**GOAL**
Write down every entry below once more, exactly.

(Saved entries)

· · ·

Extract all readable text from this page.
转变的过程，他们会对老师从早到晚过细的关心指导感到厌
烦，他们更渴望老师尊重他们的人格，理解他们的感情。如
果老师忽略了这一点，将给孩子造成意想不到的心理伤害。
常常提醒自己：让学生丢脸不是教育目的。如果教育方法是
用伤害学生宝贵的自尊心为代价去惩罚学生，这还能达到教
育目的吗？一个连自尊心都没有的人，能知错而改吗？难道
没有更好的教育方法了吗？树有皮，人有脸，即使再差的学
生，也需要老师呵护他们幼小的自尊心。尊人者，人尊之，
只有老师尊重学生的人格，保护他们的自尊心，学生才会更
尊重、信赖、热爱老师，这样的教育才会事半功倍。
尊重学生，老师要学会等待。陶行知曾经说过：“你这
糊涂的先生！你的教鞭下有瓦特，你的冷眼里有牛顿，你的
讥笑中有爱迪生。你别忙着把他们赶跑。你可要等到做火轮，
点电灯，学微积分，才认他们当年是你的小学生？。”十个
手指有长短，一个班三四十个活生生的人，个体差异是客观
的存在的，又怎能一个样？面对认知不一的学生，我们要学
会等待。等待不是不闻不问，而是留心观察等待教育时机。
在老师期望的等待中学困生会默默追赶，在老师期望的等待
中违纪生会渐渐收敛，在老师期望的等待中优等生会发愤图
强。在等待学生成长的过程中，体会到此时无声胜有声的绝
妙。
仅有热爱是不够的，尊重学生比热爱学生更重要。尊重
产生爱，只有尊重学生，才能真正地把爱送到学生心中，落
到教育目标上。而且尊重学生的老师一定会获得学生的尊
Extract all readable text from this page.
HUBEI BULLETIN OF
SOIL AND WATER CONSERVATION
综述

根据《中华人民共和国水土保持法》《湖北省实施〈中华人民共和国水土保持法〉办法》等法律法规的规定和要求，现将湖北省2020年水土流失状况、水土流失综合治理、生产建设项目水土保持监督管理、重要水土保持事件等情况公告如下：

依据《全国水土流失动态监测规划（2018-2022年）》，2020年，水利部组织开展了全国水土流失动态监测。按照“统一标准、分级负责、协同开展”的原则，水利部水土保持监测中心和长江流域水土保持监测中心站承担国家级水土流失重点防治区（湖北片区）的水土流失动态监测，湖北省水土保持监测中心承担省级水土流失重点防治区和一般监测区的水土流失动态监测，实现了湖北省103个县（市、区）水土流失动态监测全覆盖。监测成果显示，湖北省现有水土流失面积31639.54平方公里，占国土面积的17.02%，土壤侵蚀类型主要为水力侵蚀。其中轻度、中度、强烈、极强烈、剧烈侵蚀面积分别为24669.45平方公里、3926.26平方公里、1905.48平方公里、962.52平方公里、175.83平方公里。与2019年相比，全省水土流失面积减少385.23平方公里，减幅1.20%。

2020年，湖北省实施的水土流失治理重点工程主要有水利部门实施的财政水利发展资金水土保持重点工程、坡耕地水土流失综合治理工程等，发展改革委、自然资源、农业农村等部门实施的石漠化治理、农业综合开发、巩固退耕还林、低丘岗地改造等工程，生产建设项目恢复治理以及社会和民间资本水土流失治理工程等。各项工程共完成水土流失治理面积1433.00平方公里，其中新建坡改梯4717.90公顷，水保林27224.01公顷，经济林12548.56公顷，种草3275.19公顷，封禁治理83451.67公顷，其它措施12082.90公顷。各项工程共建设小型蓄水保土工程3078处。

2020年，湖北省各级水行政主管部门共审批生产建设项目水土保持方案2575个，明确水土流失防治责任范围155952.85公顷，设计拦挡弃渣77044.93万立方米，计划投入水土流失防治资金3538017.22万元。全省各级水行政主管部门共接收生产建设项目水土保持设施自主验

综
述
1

· · ·

**FINAL RESULT**
Extract all readable text from this page.
转变的过程，他们会对老师从早到晚过细的关心指导感到厌
烦，他们更渴望老师尊重他们的人格，理解他们的感情。如
果老师忽略了这一点，将给孩子造成意想不到的心理伤害。
常常提醒自己：让学生丢脸不是教育目的。如果教育方法是
用伤害学生宝贵的自尊心为代价去惩罚学生，这还能达到教
育目的吗？一个连自尊心都没有的人，能知错而改吗？难道
没有更好的教育方法了吗？树有皮，人有脸，即使再差的学
生，也需要老师呵护他们幼小的自尊心。尊人者，人尊之，
只有老师尊重学生的人格，保护他们的自尊心，学生才会更
尊重、信赖、热爱老师，这样的教育才会事半功倍。
尊重学生，老师要学会等待。陶行知曾经说过：“你这
糊涂的先生！你的教鞭下有瓦特，你的冷眼里有牛顿，你的
讥笑中有爱迪生。你别忙着把他们赶跑。你可要等到做火轮，
点电灯，学微积分，才认他们当年是你的小学生？。”十个
手指有长短，一个班三四十个活生生的人，个体差异是客观
的存在的，又怎能一个样？面对认知不一的学生，我们要学
会等待。等待不是不闻不问，而是留心观察等待教育时机。
在老师期望的等待中学困生会默默追赶，在老师期望的等待
中违纪生会渐渐收敛，在老师期望的等待中优等生会发愤图
强。在等待学生成长的过程中，体会到此时无声胜有声的绝
妙。
仅有热爱是不够的，尊重学生比热爱学生更重要。尊重
产生爱，只有尊重学生，才能真正地把爱送到学生心中，落
到教育目标上。而且尊重学生的老师一定会获得学生的尊
Extract all readable text from this page.
HUBEI BULLETIN OF
SOIL AND WATER CONSERVATION
综述

根据《中华人民共和国水土保持法》《湖北省实施〈中华人民共和国水土保持法〉办法》等法律法规的规定和要求，现将湖北省2020年水土流失状况、水土流失综合治理、生产建设项目水土保持监督管理、重要水土保持事件等情况公告如下：

依据《全国水土流失动态监测规划（2018-2022年）》，2020年，水利部组织开展了全国水土流失动态监测。按照“统一标准、分级负责、协同开展”的原则，水利部水土保持监测中心和长江流域水土保持监测中心站承担国家级水土流失重点防治区（湖北片区）的水土流失动态监测，湖北省水土保持监测中心承担省级水土流失重点防治区和一般监测区的水土流失动态监测，实现了湖北省103个县（市、区）水土流失动态监测全覆盖。监测成果显示，湖北省现有水土流失面积31639.54平方公里，占国土面积的17.02%，土壤侵蚀类型主要为水力侵蚀。其中轻度、中度、强烈、极强烈、剧烈侵蚀面积分别为24669.45平方公里、3926.26平方公里、1905.48平方公里、962.52平方公里、175.83平方公里。与2019年相比，全省水土流失面积减少385.23平方公里，减幅1.20%。

2020年，湖北省实施的水土流失治理重点工程主要有水利部门实施的财政水利发展资金水土保持重点工程、坡耕地水土流失综合治理工程等，发展改革委、自然资源、农业农村等部门实施的石漠化治理、农业综合开发、巩固退耕还林、低丘岗地改造等工程，生产建设项目恢复治理以及社会和民间资本水土流失治理工程等。各项工程共完成水土流失治理面积1433.00平方公里，其中新建坡改梯4717.90公顷，水保林27224.01公顷，经济林12548.56公顷，种草3275.19公顷，封禁治理83451.67公顷，其它措施12082.90公顷。各项工程共建设小型蓄水保土工程3078处。

2020年，湖北省各级水行政主管部门共审批生产建设项目水土保持方案2575个，明确水土流失防治责任范围155952.85公顷，设计拦挡弃渣77044.93万立方米，计划投入水土流失防治资金3538017.22万元。全省各级水行政主管部门共接收生产建设项目水土保持设施自主验

综
述
1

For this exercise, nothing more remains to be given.